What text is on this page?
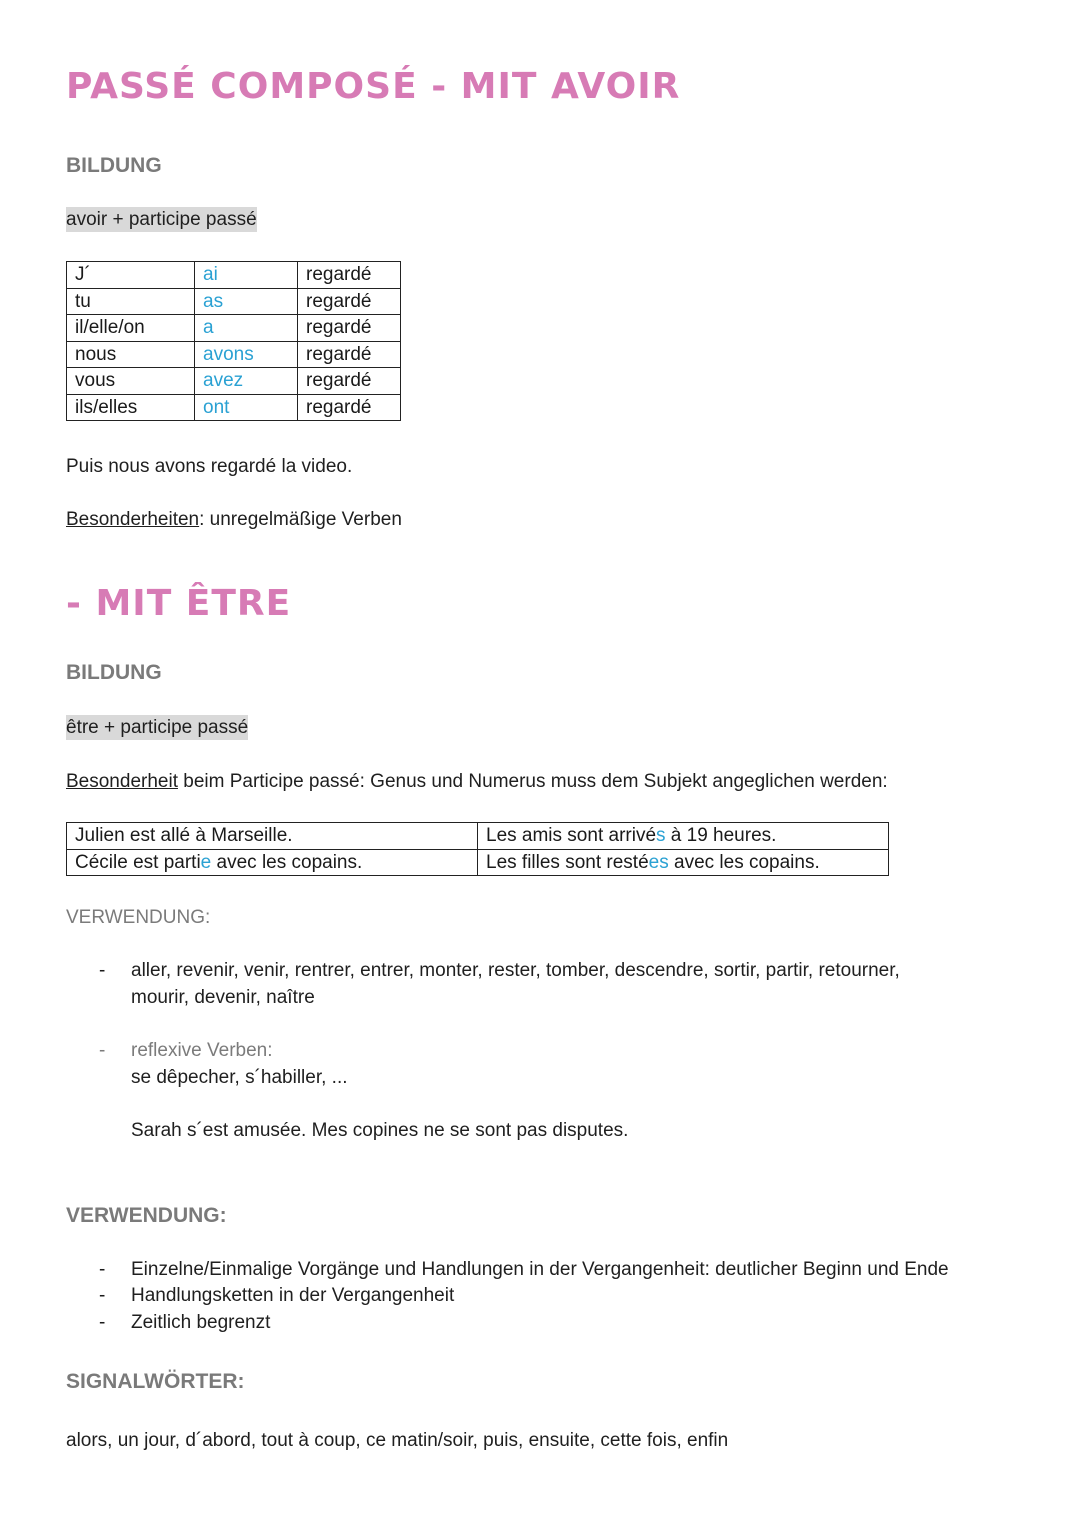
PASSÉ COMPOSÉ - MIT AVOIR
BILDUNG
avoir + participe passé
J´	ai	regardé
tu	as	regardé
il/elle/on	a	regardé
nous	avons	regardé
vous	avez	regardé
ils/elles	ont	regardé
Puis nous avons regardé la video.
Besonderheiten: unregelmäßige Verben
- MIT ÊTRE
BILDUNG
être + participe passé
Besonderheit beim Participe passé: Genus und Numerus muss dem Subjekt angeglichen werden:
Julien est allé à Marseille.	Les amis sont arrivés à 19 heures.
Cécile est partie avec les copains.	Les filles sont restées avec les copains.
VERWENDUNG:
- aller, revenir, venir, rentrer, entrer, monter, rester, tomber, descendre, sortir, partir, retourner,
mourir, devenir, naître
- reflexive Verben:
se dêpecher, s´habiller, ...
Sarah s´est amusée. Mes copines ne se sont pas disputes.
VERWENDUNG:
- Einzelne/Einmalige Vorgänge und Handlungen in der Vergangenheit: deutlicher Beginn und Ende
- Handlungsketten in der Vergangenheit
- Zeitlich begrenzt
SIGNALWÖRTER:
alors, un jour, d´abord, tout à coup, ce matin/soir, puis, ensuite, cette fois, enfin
--
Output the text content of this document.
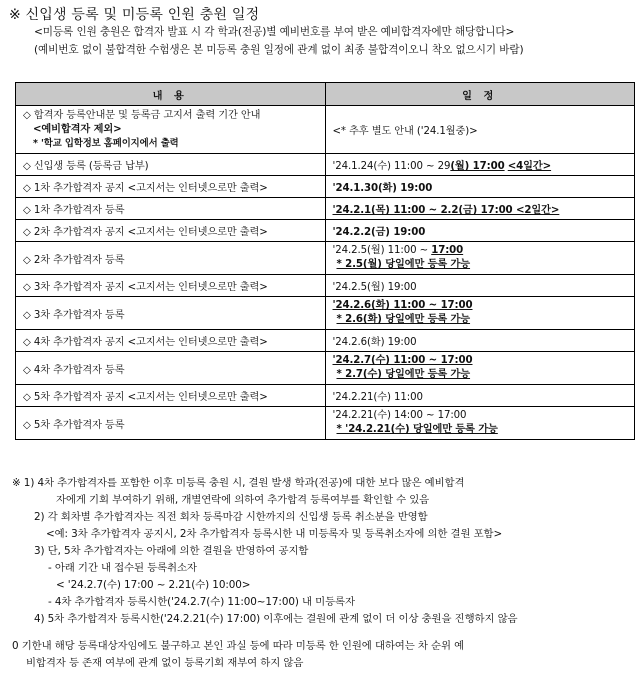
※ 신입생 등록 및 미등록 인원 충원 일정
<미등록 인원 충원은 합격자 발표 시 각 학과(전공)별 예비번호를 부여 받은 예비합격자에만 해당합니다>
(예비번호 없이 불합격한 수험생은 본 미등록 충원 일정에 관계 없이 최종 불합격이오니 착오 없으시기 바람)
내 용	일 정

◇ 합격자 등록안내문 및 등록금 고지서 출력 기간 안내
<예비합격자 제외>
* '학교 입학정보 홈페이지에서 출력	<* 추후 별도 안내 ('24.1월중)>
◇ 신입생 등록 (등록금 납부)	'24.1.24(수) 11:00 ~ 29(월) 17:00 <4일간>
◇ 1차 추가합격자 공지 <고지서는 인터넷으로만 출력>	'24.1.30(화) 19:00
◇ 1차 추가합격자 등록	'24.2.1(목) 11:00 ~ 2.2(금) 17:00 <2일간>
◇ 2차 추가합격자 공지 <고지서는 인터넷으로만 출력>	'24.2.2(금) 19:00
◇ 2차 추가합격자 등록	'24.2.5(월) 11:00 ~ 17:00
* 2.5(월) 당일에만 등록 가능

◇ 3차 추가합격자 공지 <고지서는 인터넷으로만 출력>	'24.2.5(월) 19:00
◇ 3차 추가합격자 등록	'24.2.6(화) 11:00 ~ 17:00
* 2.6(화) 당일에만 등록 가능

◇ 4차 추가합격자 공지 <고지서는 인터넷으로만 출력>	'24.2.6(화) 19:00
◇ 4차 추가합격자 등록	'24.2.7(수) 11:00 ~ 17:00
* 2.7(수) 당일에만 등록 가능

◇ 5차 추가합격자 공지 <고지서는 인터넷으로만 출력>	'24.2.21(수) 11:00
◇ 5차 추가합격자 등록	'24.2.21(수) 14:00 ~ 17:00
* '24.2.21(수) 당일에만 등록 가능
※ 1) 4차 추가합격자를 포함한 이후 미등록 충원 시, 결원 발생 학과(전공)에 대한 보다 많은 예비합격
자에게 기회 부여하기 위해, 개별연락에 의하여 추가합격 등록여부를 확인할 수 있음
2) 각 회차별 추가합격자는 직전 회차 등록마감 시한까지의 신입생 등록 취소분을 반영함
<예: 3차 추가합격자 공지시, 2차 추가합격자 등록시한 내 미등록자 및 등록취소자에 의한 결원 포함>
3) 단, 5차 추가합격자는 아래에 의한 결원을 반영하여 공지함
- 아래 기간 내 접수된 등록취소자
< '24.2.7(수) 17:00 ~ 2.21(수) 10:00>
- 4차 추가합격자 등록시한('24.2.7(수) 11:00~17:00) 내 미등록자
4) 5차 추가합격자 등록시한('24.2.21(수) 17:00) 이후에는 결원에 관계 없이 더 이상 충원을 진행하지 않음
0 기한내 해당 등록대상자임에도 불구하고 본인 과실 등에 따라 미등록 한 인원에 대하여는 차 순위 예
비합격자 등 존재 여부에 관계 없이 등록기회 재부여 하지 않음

SHORT PROBLEM:
Your task is to report how many lines of the material include the string "당일에만". Give the number and no other words.

RESULT:
4